Output all the data exactly. Pictures do not belong in the copy.

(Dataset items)
....................

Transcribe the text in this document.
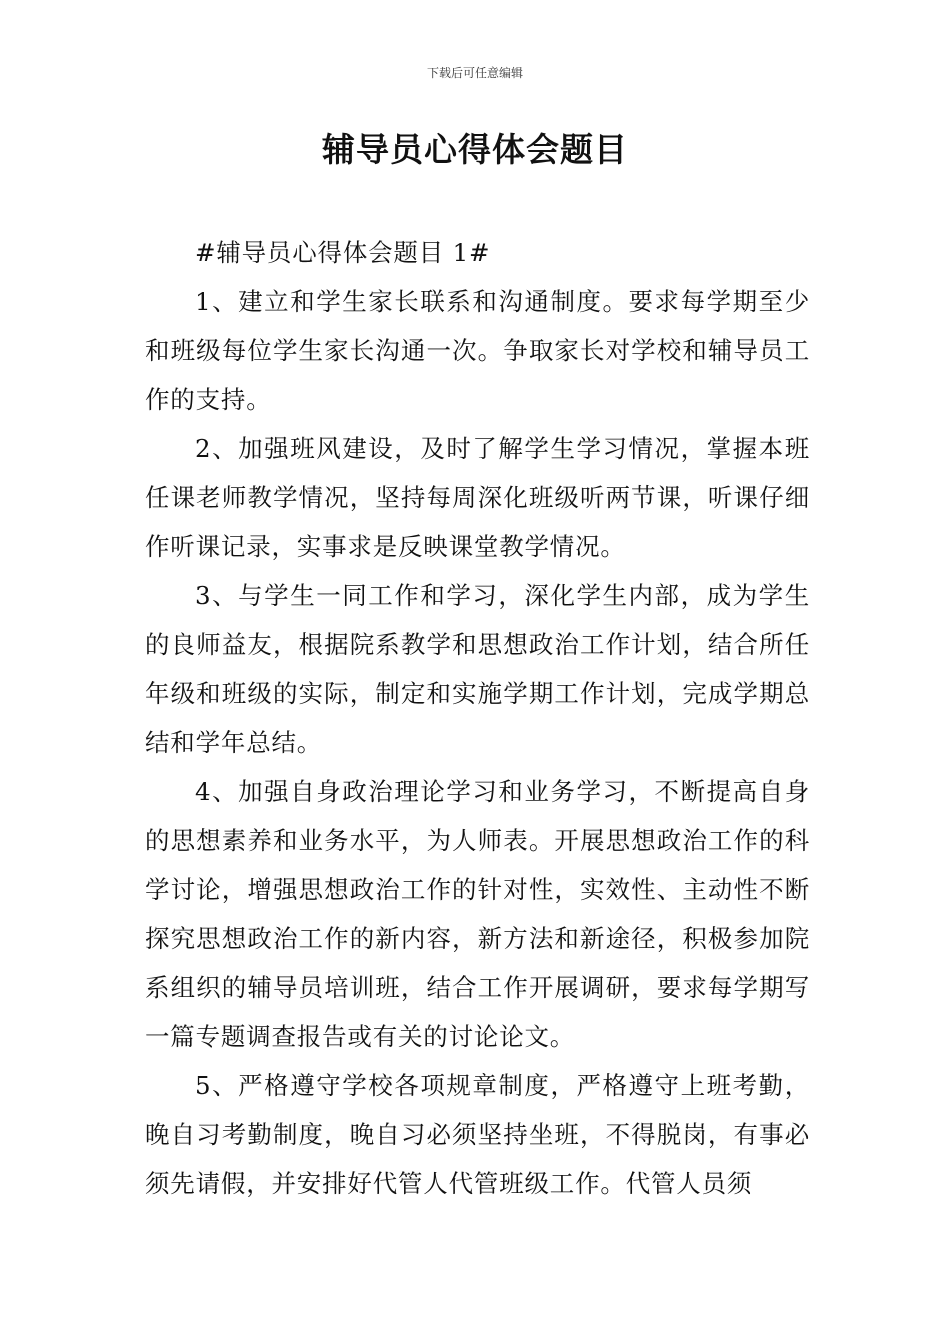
下载后可任意编辑
辅导员心得体会题目

#辅导员心得体会题目 1#

1、建立和学生家长联系和沟通制度。要求每学期至少和班级每位学生家长沟通一次。争取家长对学校和辅导员工作的支持。

2、加强班风建设，及时了解学生学习情况，掌握本班任课老师教学情况，坚持每周深化班级听两节课，听课仔细作听课记录，实事求是反映课堂教学情况。

3、与学生一同工作和学习，深化学生内部，成为学生的良师益友，根据院系教学和思想政治工作计划，结合所任年级和班级的实际，制定和实施学期工作计划，完成学期总结和学年总结。

4、加强自身政治理论学习和业务学习，不断提高自身的思想素养和业务水平，为人师表。开展思想政治工作的科学讨论，增强思想政治工作的针对性，实效性、主动性不断探究思想政治工作的新内容，新方法和新途径，积极参加院系组织的辅导员培训班，结合工作开展调研，要求每学期写一篇专题调查报告或有关的讨论论文。

5、严格遵守学校各项规章制度，严格遵守上班考勤，晚自习考勤制度，晚自习必须坚持坐班，不得脱岗，有事必须先请假，并安排好代管人代管班级工作。代管人员须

....................

Full output ▸
Transcribe the text in this document.
下载后可任意编辑
辅导员心得体会题目

#辅导员心得体会题目 1#

1、建立和学生家长联系和沟通制度。要求每学期至少和班级每位学生家长沟通一次。争取家长对学校和辅导员工作的支持。

2、加强班风建设，及时了解学生学习情况，掌握本班任课老师教学情况，坚持每周深化班级听两节课，听课仔细作听课记录，实事求是反映课堂教学情况。

3、与学生一同工作和学习，深化学生内部，成为学生的良师益友，根据院系教学和思想政治工作计划，结合所任年级和班级的实际，制定和实施学期工作计划，完成学期总结和学年总结。

4、加强自身政治理论学习和业务学习，不断提高自身的思想素养和业务水平，为人师表。开展思想政治工作的科学讨论，增强思想政治工作的针对性，实效性、主动性不断探究思想政治工作的新内容，新方法和新途径，积极参加院系组织的辅导员培训班，结合工作开展调研，要求每学期写一篇专题调查报告或有关的讨论论文。

5、严格遵守学校各项规章制度，严格遵守上班考勤，晚自习考勤制度，晚自习必须坚持坐班，不得脱岗，有事必须先请假，并安排好代管人代管班级工作。代管人员须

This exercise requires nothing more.